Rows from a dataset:
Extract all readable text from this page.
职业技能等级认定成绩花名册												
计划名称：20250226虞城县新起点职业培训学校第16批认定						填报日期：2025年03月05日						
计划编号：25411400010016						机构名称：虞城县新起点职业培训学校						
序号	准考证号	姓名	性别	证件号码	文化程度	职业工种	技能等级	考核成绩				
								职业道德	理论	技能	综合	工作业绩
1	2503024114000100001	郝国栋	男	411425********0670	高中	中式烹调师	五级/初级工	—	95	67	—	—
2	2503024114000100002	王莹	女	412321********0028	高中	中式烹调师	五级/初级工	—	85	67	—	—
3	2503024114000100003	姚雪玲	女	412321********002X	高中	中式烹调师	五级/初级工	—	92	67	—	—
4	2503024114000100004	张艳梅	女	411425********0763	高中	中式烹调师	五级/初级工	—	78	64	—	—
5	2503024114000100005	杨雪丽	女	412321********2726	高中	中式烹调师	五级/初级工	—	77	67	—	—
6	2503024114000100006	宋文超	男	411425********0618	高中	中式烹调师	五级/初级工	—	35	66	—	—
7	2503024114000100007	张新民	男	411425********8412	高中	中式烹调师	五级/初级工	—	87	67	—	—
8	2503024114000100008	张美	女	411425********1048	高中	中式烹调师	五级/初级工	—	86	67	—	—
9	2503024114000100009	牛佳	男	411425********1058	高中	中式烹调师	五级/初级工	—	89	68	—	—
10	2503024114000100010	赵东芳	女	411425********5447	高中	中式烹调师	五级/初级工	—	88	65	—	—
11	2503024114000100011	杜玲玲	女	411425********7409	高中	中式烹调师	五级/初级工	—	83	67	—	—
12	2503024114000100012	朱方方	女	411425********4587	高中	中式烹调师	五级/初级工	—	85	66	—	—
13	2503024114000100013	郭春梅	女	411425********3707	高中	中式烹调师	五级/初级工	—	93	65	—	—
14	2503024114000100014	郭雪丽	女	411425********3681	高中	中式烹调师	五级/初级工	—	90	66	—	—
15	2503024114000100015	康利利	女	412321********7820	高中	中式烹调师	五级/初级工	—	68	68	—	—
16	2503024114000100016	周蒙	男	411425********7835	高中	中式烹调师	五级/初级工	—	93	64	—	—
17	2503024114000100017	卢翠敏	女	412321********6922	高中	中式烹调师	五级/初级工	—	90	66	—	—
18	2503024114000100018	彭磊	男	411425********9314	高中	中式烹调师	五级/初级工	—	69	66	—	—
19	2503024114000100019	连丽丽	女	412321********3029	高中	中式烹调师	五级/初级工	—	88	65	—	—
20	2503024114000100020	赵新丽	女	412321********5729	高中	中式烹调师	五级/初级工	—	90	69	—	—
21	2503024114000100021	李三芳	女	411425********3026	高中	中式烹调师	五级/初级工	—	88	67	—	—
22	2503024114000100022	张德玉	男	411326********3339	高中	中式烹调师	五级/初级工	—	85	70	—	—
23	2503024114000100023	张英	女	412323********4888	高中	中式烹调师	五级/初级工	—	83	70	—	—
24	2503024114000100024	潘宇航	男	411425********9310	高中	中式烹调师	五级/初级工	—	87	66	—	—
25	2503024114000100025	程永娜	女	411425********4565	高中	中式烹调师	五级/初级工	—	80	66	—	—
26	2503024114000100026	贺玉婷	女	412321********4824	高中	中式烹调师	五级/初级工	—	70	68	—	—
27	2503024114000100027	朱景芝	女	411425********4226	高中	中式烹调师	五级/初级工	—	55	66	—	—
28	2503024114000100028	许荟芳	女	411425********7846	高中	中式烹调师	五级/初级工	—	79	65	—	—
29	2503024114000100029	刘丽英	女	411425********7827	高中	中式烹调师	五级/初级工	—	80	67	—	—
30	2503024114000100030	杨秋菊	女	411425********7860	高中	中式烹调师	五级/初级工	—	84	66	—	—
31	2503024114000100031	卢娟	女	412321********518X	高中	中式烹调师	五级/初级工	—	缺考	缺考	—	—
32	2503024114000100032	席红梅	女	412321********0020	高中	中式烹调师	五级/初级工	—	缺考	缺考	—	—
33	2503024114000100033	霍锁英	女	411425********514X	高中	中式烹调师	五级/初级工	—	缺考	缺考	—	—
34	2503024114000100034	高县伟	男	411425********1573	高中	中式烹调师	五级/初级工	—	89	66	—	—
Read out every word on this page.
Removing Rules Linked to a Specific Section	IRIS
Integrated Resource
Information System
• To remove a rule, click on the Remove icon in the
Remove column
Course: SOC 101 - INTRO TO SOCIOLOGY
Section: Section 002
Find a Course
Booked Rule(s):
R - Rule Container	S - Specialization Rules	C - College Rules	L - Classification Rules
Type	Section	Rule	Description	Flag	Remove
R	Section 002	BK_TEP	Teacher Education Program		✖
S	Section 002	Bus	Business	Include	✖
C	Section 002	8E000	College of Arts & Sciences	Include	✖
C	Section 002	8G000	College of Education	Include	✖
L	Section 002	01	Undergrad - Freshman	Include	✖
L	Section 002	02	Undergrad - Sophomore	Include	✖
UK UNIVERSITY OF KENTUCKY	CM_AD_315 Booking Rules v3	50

*Task details*: Quote all the records exactly, please, leaving none out.

*Result of this exercise*:
Extract all readable text from this page.
职业技能等级认定成绩花名册												
计划名称：20250226虞城县新起点职业培训学校第16批认定						填报日期：2025年03月05日						
计划编号：25411400010016						机构名称：虞城县新起点职业培训学校						
序号	准考证号	姓名	性别	证件号码	文化程度	职业工种	技能等级	考核成绩				
								职业道德	理论	技能	综合	工作业绩
1	2503024114000100001	郝国栋	男	411425********0670	高中	中式烹调师	五级/初级工	—	95	67	—	—
2	2503024114000100002	王莹	女	412321********0028	高中	中式烹调师	五级/初级工	—	85	67	—	—
3	2503024114000100003	姚雪玲	女	412321********002X	高中	中式烹调师	五级/初级工	—	92	67	—	—
4	2503024114000100004	张艳梅	女	411425********0763	高中	中式烹调师	五级/初级工	—	78	64	—	—
5	2503024114000100005	杨雪丽	女	412321********2726	高中	中式烹调师	五级/初级工	—	77	67	—	—
6	2503024114000100006	宋文超	男	411425********0618	高中	中式烹调师	五级/初级工	—	35	66	—	—
7	2503024114000100007	张新民	男	411425********8412	高中	中式烹调师	五级/初级工	—	87	67	—	—
8	2503024114000100008	张美	女	411425********1048	高中	中式烹调师	五级/初级工	—	86	67	—	—
9	2503024114000100009	牛佳	男	411425********1058	高中	中式烹调师	五级/初级工	—	89	68	—	—
10	2503024114000100010	赵东芳	女	411425********5447	高中	中式烹调师	五级/初级工	—	88	65	—	—
11	2503024114000100011	杜玲玲	女	411425********7409	高中	中式烹调师	五级/初级工	—	83	67	—	—
12	2503024114000100012	朱方方	女	411425********4587	高中	中式烹调师	五级/初级工	—	85	66	—	—
13	2503024114000100013	郭春梅	女	411425********3707	高中	中式烹调师	五级/初级工	—	93	65	—	—
14	2503024114000100014	郭雪丽	女	411425********3681	高中	中式烹调师	五级/初级工	—	90	66	—	—
15	2503024114000100015	康利利	女	412321********7820	高中	中式烹调师	五级/初级工	—	68	68	—	—
16	2503024114000100016	周蒙	男	411425********7835	高中	中式烹调师	五级/初级工	—	93	64	—	—
17	2503024114000100017	卢翠敏	女	412321********6922	高中	中式烹调师	五级/初级工	—	90	66	—	—
18	2503024114000100018	彭磊	男	411425********9314	高中	中式烹调师	五级/初级工	—	69	66	—	—
19	2503024114000100019	连丽丽	女	412321********3029	高中	中式烹调师	五级/初级工	—	88	65	—	—
20	2503024114000100020	赵新丽	女	412321********5729	高中	中式烹调师	五级/初级工	—	90	69	—	—
21	2503024114000100021	李三芳	女	411425********3026	高中	中式烹调师	五级/初级工	—	88	67	—	—
22	2503024114000100022	张德玉	男	411326********3339	高中	中式烹调师	五级/初级工	—	85	70	—	—
23	2503024114000100023	张英	女	412323********4888	高中	中式烹调师	五级/初级工	—	83	70	—	—
24	2503024114000100024	潘宇航	男	411425********9310	高中	中式烹调师	五级/初级工	—	87	66	—	—
25	2503024114000100025	程永娜	女	411425********4565	高中	中式烹调师	五级/初级工	—	80	66	—	—
26	2503024114000100026	贺玉婷	女	412321********4824	高中	中式烹调师	五级/初级工	—	70	68	—	—
27	2503024114000100027	朱景芝	女	411425********4226	高中	中式烹调师	五级/初级工	—	55	66	—	—
28	2503024114000100028	许荟芳	女	411425********7846	高中	中式烹调师	五级/初级工	—	79	65	—	—
29	2503024114000100029	刘丽英	女	411425********7827	高中	中式烹调师	五级/初级工	—	80	67	—	—
30	2503024114000100030	杨秋菊	女	411425********7860	高中	中式烹调师	五级/初级工	—	84	66	—	—
31	2503024114000100031	卢娟	女	412321********518X	高中	中式烹调师	五级/初级工	—	缺考	缺考	—	—
32	2503024114000100032	席红梅	女	412321********0020	高中	中式烹调师	五级/初级工	—	缺考	缺考	—	—
33	2503024114000100033	霍锁英	女	411425********514X	高中	中式烹调师	五级/初级工	—	缺考	缺考	—	—
34	2503024114000100034	高县伟	男	411425********1573	高中	中式烹调师	五级/初级工	—	89	66	—	—
Read out every word on this page.
Removing Rules Linked to a Specific Section	IRIS
Integrated Resource
Information System
• To remove a rule, click on the Remove icon in the
Remove column
Course: SOC 101 - INTRO TO SOCIOLOGY
Section: Section 002
Find a Course
Booked Rule(s):
R - Rule Container	S - Specialization Rules	C - College Rules	L - Classification Rules
Type	Section	Rule	Description	Flag	Remove
R	Section 002	BK_TEP	Teacher Education Program		✖
S	Section 002	Bus	Business	Include	✖
C	Section 002	8E000	College of Arts & Sciences	Include	✖
C	Section 002	8G000	College of Education	Include	✖
L	Section 002	01	Undergrad - Freshman	Include	✖
L	Section 002	02	Undergrad - Sophomore	Include	✖
UK UNIVERSITY OF KENTUCKY	CM_AD_315 Booking Rules v3	50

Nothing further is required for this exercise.